**Working data:**
※ ※ ※
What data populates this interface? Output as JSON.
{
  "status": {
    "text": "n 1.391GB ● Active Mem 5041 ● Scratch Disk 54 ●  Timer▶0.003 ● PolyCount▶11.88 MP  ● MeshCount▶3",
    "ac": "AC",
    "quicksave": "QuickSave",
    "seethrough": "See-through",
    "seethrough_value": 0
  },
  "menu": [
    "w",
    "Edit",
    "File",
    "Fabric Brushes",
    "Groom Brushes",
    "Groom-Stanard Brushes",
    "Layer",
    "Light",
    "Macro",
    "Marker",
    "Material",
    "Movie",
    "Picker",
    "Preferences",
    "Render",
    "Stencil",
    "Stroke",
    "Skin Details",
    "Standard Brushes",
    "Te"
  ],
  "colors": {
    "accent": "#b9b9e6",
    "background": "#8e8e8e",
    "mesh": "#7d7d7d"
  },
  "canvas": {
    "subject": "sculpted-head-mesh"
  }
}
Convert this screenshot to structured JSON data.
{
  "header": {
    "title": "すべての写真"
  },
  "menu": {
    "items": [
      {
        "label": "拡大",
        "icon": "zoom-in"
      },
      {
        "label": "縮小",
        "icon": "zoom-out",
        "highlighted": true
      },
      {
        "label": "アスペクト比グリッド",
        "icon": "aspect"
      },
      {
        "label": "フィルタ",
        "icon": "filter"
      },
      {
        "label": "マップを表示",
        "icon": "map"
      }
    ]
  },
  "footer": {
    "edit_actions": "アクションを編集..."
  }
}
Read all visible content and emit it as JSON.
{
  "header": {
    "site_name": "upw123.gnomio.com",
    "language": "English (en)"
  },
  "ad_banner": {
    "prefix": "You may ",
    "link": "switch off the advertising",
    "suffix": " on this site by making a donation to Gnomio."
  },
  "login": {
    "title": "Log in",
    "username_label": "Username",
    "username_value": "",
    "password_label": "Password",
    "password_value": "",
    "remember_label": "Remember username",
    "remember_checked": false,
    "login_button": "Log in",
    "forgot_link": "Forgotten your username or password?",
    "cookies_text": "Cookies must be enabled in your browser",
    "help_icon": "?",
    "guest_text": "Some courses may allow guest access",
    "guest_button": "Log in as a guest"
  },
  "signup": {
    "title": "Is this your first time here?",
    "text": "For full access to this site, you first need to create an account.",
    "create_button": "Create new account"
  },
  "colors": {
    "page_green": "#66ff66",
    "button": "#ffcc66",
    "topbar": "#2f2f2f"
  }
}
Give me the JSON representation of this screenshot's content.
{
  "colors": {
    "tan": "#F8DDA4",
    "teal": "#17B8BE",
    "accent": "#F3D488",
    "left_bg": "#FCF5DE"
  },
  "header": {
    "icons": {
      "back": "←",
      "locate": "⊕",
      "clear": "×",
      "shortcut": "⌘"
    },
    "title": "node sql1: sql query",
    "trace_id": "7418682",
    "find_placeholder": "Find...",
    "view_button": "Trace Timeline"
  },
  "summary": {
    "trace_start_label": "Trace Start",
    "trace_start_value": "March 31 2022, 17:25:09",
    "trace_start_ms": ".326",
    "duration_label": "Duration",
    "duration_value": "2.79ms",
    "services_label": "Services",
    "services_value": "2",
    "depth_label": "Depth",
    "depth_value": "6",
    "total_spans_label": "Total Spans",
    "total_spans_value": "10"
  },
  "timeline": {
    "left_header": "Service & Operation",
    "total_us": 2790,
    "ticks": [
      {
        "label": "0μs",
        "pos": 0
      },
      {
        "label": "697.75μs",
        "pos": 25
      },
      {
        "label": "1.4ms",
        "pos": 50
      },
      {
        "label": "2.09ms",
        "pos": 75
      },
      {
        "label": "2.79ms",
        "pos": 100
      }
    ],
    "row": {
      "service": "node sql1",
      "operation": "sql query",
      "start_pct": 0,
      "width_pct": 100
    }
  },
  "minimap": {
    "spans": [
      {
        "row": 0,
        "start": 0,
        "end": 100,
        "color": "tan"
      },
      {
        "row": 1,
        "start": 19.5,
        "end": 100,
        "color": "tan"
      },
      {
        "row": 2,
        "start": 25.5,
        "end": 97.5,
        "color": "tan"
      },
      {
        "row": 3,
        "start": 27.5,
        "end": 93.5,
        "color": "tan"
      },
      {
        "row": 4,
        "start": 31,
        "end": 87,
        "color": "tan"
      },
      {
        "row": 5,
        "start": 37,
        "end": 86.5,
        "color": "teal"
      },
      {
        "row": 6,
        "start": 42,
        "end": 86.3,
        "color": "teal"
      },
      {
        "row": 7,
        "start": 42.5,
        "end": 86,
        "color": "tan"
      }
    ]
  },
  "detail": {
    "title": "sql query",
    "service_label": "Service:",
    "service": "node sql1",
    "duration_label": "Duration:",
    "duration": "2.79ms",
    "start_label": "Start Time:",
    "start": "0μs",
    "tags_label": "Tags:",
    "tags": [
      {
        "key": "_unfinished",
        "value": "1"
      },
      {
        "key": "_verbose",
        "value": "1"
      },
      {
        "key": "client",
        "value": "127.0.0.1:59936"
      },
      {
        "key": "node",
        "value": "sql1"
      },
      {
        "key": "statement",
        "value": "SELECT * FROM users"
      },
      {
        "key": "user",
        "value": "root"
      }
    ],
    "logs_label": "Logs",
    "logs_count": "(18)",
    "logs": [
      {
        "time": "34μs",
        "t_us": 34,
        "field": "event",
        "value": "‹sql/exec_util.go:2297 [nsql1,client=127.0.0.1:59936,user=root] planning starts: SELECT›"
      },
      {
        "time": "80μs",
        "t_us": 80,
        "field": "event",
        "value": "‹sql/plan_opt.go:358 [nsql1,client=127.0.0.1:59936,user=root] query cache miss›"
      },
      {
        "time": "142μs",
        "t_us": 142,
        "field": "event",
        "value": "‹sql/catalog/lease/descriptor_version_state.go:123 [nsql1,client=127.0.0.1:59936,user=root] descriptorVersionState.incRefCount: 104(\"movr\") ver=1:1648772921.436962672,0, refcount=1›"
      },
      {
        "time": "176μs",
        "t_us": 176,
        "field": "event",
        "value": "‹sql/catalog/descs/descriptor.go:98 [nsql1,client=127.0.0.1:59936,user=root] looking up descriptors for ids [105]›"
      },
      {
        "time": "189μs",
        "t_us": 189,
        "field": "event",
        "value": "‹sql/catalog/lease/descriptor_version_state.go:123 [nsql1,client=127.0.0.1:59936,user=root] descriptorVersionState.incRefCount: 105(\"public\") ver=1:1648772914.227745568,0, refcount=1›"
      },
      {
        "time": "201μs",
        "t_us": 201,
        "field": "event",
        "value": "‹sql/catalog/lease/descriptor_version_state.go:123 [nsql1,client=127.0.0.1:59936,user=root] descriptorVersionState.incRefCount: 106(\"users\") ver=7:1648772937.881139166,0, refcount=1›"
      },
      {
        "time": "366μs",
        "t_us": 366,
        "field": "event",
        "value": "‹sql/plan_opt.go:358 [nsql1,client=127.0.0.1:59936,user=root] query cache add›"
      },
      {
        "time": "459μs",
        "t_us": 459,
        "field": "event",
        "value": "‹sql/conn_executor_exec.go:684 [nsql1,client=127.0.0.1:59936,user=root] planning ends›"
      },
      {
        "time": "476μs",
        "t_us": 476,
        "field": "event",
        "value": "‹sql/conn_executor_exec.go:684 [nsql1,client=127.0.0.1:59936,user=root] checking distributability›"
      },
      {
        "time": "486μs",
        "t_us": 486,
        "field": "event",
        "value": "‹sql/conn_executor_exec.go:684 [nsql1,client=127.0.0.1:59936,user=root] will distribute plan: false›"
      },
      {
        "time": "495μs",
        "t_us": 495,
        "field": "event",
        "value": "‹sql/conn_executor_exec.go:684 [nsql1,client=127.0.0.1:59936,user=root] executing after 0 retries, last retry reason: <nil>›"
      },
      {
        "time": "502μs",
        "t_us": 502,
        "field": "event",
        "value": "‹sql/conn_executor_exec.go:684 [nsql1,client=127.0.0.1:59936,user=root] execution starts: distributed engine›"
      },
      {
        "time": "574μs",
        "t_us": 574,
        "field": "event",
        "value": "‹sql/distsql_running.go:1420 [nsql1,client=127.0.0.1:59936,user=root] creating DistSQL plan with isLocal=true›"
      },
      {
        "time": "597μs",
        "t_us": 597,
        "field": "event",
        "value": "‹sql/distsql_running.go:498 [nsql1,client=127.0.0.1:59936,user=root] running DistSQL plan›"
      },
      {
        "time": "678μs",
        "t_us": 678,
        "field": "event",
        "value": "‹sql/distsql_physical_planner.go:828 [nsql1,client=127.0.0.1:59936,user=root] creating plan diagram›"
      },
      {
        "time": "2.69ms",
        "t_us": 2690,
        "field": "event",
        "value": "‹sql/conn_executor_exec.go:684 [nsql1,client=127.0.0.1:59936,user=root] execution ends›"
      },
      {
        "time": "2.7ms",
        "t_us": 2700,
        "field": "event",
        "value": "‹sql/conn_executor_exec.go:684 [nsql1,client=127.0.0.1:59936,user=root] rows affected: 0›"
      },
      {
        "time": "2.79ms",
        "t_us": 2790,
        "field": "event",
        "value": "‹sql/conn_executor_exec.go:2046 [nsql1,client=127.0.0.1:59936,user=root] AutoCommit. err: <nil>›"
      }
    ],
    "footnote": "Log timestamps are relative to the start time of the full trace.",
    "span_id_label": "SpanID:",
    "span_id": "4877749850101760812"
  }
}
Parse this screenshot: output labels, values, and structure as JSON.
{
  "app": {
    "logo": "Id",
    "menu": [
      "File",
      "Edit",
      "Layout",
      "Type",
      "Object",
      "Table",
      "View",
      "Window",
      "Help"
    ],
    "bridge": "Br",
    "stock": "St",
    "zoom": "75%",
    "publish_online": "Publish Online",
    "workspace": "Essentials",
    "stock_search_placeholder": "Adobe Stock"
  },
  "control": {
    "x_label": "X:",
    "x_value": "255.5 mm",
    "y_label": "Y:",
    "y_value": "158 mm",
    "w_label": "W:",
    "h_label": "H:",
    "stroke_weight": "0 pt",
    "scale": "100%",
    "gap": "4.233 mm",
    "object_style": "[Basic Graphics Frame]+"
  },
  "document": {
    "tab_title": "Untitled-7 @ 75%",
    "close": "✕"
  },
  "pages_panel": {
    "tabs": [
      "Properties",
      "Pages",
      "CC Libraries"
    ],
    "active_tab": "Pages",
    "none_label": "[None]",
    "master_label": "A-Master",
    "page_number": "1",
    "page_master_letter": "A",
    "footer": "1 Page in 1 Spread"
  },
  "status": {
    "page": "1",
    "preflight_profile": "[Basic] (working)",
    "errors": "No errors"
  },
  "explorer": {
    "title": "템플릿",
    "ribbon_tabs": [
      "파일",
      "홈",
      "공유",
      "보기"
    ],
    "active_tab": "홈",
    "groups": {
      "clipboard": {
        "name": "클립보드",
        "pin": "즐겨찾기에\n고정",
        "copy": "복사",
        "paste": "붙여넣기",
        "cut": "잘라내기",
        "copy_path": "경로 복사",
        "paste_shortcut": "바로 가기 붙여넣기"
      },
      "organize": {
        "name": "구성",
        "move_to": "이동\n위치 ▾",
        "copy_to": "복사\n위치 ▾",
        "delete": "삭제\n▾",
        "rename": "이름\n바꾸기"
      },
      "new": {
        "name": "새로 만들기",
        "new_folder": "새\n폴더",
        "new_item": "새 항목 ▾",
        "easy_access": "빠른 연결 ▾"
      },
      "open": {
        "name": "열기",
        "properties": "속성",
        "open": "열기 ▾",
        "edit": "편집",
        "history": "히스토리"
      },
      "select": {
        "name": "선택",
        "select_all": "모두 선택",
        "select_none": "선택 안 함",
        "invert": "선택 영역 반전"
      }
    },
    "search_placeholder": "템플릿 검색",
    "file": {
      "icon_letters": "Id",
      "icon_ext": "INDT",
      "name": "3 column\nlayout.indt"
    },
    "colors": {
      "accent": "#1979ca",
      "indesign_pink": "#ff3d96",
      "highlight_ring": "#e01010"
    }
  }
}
※ ※ ※
**What needs to be done:**
Each line with the string "your" in it needs to be found and copied.

**The reply:**
    "forgot_link": "Forgotten your username or password?",
    "cookies_text": "Cookies must be enabled in your browser",
    "title": "Is this your first time here?",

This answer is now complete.